- _Aim of the exercise_
Repeat, exactly and in full, the lines of the listing below, but without any pictures.

______

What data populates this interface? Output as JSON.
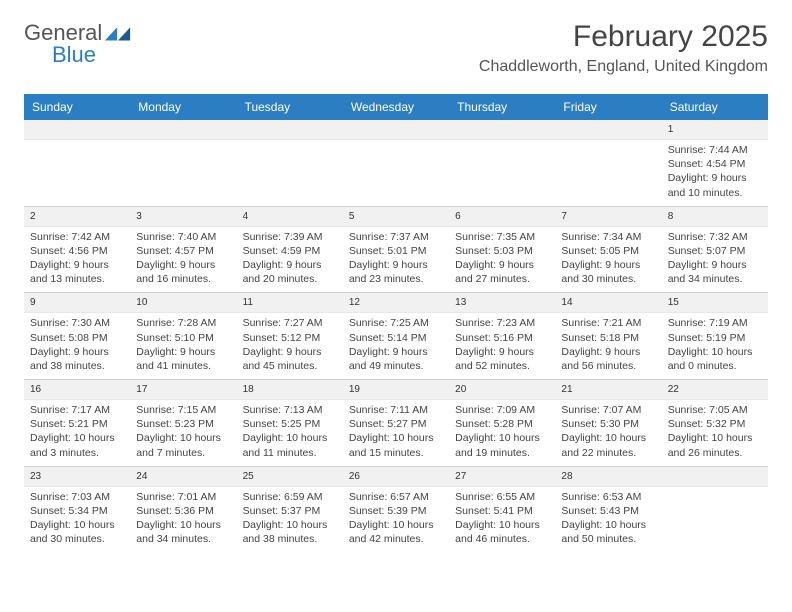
{
  "logo": {
    "text1": "General",
    "text2": "Blue"
  },
  "title": "February 2025",
  "location": "Chaddleworth, England, United Kingdom",
  "colors": {
    "header_bg": "#2b7ec2",
    "header_text": "#ffffff",
    "daynum_bg": "#f1f1f1",
    "border": "#d0d0d0",
    "text": "#444444"
  },
  "day_headers": [
    "Sunday",
    "Monday",
    "Tuesday",
    "Wednesday",
    "Thursday",
    "Friday",
    "Saturday"
  ],
  "weeks": [
    [
      {
        "blank": true
      },
      {
        "blank": true
      },
      {
        "blank": true
      },
      {
        "blank": true
      },
      {
        "blank": true
      },
      {
        "blank": true
      },
      {
        "day": "1",
        "sunrise": "Sunrise: 7:44 AM",
        "sunset": "Sunset: 4:54 PM",
        "daylight": "Daylight: 9 hours and 10 minutes."
      }
    ],
    [
      {
        "day": "2",
        "sunrise": "Sunrise: 7:42 AM",
        "sunset": "Sunset: 4:56 PM",
        "daylight": "Daylight: 9 hours and 13 minutes."
      },
      {
        "day": "3",
        "sunrise": "Sunrise: 7:40 AM",
        "sunset": "Sunset: 4:57 PM",
        "daylight": "Daylight: 9 hours and 16 minutes."
      },
      {
        "day": "4",
        "sunrise": "Sunrise: 7:39 AM",
        "sunset": "Sunset: 4:59 PM",
        "daylight": "Daylight: 9 hours and 20 minutes."
      },
      {
        "day": "5",
        "sunrise": "Sunrise: 7:37 AM",
        "sunset": "Sunset: 5:01 PM",
        "daylight": "Daylight: 9 hours and 23 minutes."
      },
      {
        "day": "6",
        "sunrise": "Sunrise: 7:35 AM",
        "sunset": "Sunset: 5:03 PM",
        "daylight": "Daylight: 9 hours and 27 minutes."
      },
      {
        "day": "7",
        "sunrise": "Sunrise: 7:34 AM",
        "sunset": "Sunset: 5:05 PM",
        "daylight": "Daylight: 9 hours and 30 minutes."
      },
      {
        "day": "8",
        "sunrise": "Sunrise: 7:32 AM",
        "sunset": "Sunset: 5:07 PM",
        "daylight": "Daylight: 9 hours and 34 minutes."
      }
    ],
    [
      {
        "day": "9",
        "sunrise": "Sunrise: 7:30 AM",
        "sunset": "Sunset: 5:08 PM",
        "daylight": "Daylight: 9 hours and 38 minutes."
      },
      {
        "day": "10",
        "sunrise": "Sunrise: 7:28 AM",
        "sunset": "Sunset: 5:10 PM",
        "daylight": "Daylight: 9 hours and 41 minutes."
      },
      {
        "day": "11",
        "sunrise": "Sunrise: 7:27 AM",
        "sunset": "Sunset: 5:12 PM",
        "daylight": "Daylight: 9 hours and 45 minutes."
      },
      {
        "day": "12",
        "sunrise": "Sunrise: 7:25 AM",
        "sunset": "Sunset: 5:14 PM",
        "daylight": "Daylight: 9 hours and 49 minutes."
      },
      {
        "day": "13",
        "sunrise": "Sunrise: 7:23 AM",
        "sunset": "Sunset: 5:16 PM",
        "daylight": "Daylight: 9 hours and 52 minutes."
      },
      {
        "day": "14",
        "sunrise": "Sunrise: 7:21 AM",
        "sunset": "Sunset: 5:18 PM",
        "daylight": "Daylight: 9 hours and 56 minutes."
      },
      {
        "day": "15",
        "sunrise": "Sunrise: 7:19 AM",
        "sunset": "Sunset: 5:19 PM",
        "daylight": "Daylight: 10 hours and 0 minutes."
      }
    ],
    [
      {
        "day": "16",
        "sunrise": "Sunrise: 7:17 AM",
        "sunset": "Sunset: 5:21 PM",
        "daylight": "Daylight: 10 hours and 3 minutes."
      },
      {
        "day": "17",
        "sunrise": "Sunrise: 7:15 AM",
        "sunset": "Sunset: 5:23 PM",
        "daylight": "Daylight: 10 hours and 7 minutes."
      },
      {
        "day": "18",
        "sunrise": "Sunrise: 7:13 AM",
        "sunset": "Sunset: 5:25 PM",
        "daylight": "Daylight: 10 hours and 11 minutes."
      },
      {
        "day": "19",
        "sunrise": "Sunrise: 7:11 AM",
        "sunset": "Sunset: 5:27 PM",
        "daylight": "Daylight: 10 hours and 15 minutes."
      },
      {
        "day": "20",
        "sunrise": "Sunrise: 7:09 AM",
        "sunset": "Sunset: 5:28 PM",
        "daylight": "Daylight: 10 hours and 19 minutes."
      },
      {
        "day": "21",
        "sunrise": "Sunrise: 7:07 AM",
        "sunset": "Sunset: 5:30 PM",
        "daylight": "Daylight: 10 hours and 22 minutes."
      },
      {
        "day": "22",
        "sunrise": "Sunrise: 7:05 AM",
        "sunset": "Sunset: 5:32 PM",
        "daylight": "Daylight: 10 hours and 26 minutes."
      }
    ],
    [
      {
        "day": "23",
        "sunrise": "Sunrise: 7:03 AM",
        "sunset": "Sunset: 5:34 PM",
        "daylight": "Daylight: 10 hours and 30 minutes."
      },
      {
        "day": "24",
        "sunrise": "Sunrise: 7:01 AM",
        "sunset": "Sunset: 5:36 PM",
        "daylight": "Daylight: 10 hours and 34 minutes."
      },
      {
        "day": "25",
        "sunrise": "Sunrise: 6:59 AM",
        "sunset": "Sunset: 5:37 PM",
        "daylight": "Daylight: 10 hours and 38 minutes."
      },
      {
        "day": "26",
        "sunrise": "Sunrise: 6:57 AM",
        "sunset": "Sunset: 5:39 PM",
        "daylight": "Daylight: 10 hours and 42 minutes."
      },
      {
        "day": "27",
        "sunrise": "Sunrise: 6:55 AM",
        "sunset": "Sunset: 5:41 PM",
        "daylight": "Daylight: 10 hours and 46 minutes."
      },
      {
        "day": "28",
        "sunrise": "Sunrise: 6:53 AM",
        "sunset": "Sunset: 5:43 PM",
        "daylight": "Daylight: 10 hours and 50 minutes."
      },
      {
        "blank": true
      }
    ]
  ]
}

______

- _Result of the task_
What data populates this interface? Output as JSON.
{
  "logo": {
    "text1": "General",
    "text2": "Blue"
  },
  "title": "February 2025",
  "location": "Chaddleworth, England, United Kingdom",
  "colors": {
    "header_bg": "#2b7ec2",
    "header_text": "#ffffff",
    "daynum_bg": "#f1f1f1",
    "border": "#d0d0d0",
    "text": "#444444"
  },
  "day_headers": [
    "Sunday",
    "Monday",
    "Tuesday",
    "Wednesday",
    "Thursday",
    "Friday",
    "Saturday"
  ],
  "weeks": [
    [
      {
        "blank": true
      },
      {
        "blank": true
      },
      {
        "blank": true
      },
      {
        "blank": true
      },
      {
        "blank": true
      },
      {
        "blank": true
      },
      {
        "day": "1",
        "sunrise": "Sunrise: 7:44 AM",
        "sunset": "Sunset: 4:54 PM",
        "daylight": "Daylight: 9 hours and 10 minutes."
      }
    ],
    [
      {
        "day": "2",
        "sunrise": "Sunrise: 7:42 AM",
        "sunset": "Sunset: 4:56 PM",
        "daylight": "Daylight: 9 hours and 13 minutes."
      },
      {
        "day": "3",
        "sunrise": "Sunrise: 7:40 AM",
        "sunset": "Sunset: 4:57 PM",
        "daylight": "Daylight: 9 hours and 16 minutes."
      },
      {
        "day": "4",
        "sunrise": "Sunrise: 7:39 AM",
        "sunset": "Sunset: 4:59 PM",
        "daylight": "Daylight: 9 hours and 20 minutes."
      },
      {
        "day": "5",
        "sunrise": "Sunrise: 7:37 AM",
        "sunset": "Sunset: 5:01 PM",
        "daylight": "Daylight: 9 hours and 23 minutes."
      },
      {
        "day": "6",
        "sunrise": "Sunrise: 7:35 AM",
        "sunset": "Sunset: 5:03 PM",
        "daylight": "Daylight: 9 hours and 27 minutes."
      },
      {
        "day": "7",
        "sunrise": "Sunrise: 7:34 AM",
        "sunset": "Sunset: 5:05 PM",
        "daylight": "Daylight: 9 hours and 30 minutes."
      },
      {
        "day": "8",
        "sunrise": "Sunrise: 7:32 AM",
        "sunset": "Sunset: 5:07 PM",
        "daylight": "Daylight: 9 hours and 34 minutes."
      }
    ],
    [
      {
        "day": "9",
        "sunrise": "Sunrise: 7:30 AM",
        "sunset": "Sunset: 5:08 PM",
        "daylight": "Daylight: 9 hours and 38 minutes."
      },
      {
        "day": "10",
        "sunrise": "Sunrise: 7:28 AM",
        "sunset": "Sunset: 5:10 PM",
        "daylight": "Daylight: 9 hours and 41 minutes."
      },
      {
        "day": "11",
        "sunrise": "Sunrise: 7:27 AM",
        "sunset": "Sunset: 5:12 PM",
        "daylight": "Daylight: 9 hours and 45 minutes."
      },
      {
        "day": "12",
        "sunrise": "Sunrise: 7:25 AM",
        "sunset": "Sunset: 5:14 PM",
        "daylight": "Daylight: 9 hours and 49 minutes."
      },
      {
        "day": "13",
        "sunrise": "Sunrise: 7:23 AM",
        "sunset": "Sunset: 5:16 PM",
        "daylight": "Daylight: 9 hours and 52 minutes."
      },
      {
        "day": "14",
        "sunrise": "Sunrise: 7:21 AM",
        "sunset": "Sunset: 5:18 PM",
        "daylight": "Daylight: 9 hours and 56 minutes."
      },
      {
        "day": "15",
        "sunrise": "Sunrise: 7:19 AM",
        "sunset": "Sunset: 5:19 PM",
        "daylight": "Daylight: 10 hours and 0 minutes."
      }
    ],
    [
      {
        "day": "16",
        "sunrise": "Sunrise: 7:17 AM",
        "sunset": "Sunset: 5:21 PM",
        "daylight": "Daylight: 10 hours and 3 minutes."
      },
      {
        "day": "17",
        "sunrise": "Sunrise: 7:15 AM",
        "sunset": "Sunset: 5:23 PM",
        "daylight": "Daylight: 10 hours and 7 minutes."
      },
      {
        "day": "18",
        "sunrise": "Sunrise: 7:13 AM",
        "sunset": "Sunset: 5:25 PM",
        "daylight": "Daylight: 10 hours and 11 minutes."
      },
      {
        "day": "19",
        "sunrise": "Sunrise: 7:11 AM",
        "sunset": "Sunset: 5:27 PM",
        "daylight": "Daylight: 10 hours and 15 minutes."
      },
      {
        "day": "20",
        "sunrise": "Sunrise: 7:09 AM",
        "sunset": "Sunset: 5:28 PM",
        "daylight": "Daylight: 10 hours and 19 minutes."
      },
      {
        "day": "21",
        "sunrise": "Sunrise: 7:07 AM",
        "sunset": "Sunset: 5:30 PM",
        "daylight": "Daylight: 10 hours and 22 minutes."
      },
      {
        "day": "22",
        "sunrise": "Sunrise: 7:05 AM",
        "sunset": "Sunset: 5:32 PM",
        "daylight": "Daylight: 10 hours and 26 minutes."
      }
    ],
    [
      {
        "day": "23",
        "sunrise": "Sunrise: 7:03 AM",
        "sunset": "Sunset: 5:34 PM",
        "daylight": "Daylight: 10 hours and 30 minutes."
      },
      {
        "day": "24",
        "sunrise": "Sunrise: 7:01 AM",
        "sunset": "Sunset: 5:36 PM",
        "daylight": "Daylight: 10 hours and 34 minutes."
      },
      {
        "day": "25",
        "sunrise": "Sunrise: 6:59 AM",
        "sunset": "Sunset: 5:37 PM",
        "daylight": "Daylight: 10 hours and 38 minutes."
      },
      {
        "day": "26",
        "sunrise": "Sunrise: 6:57 AM",
        "sunset": "Sunset: 5:39 PM",
        "daylight": "Daylight: 10 hours and 42 minutes."
      },
      {
        "day": "27",
        "sunrise": "Sunrise: 6:55 AM",
        "sunset": "Sunset: 5:41 PM",
        "daylight": "Daylight: 10 hours and 46 minutes."
      },
      {
        "day": "28",
        "sunrise": "Sunrise: 6:53 AM",
        "sunset": "Sunset: 5:43 PM",
        "daylight": "Daylight: 10 hours and 50 minutes."
      },
      {
        "blank": true
      }
    ]
  ]
}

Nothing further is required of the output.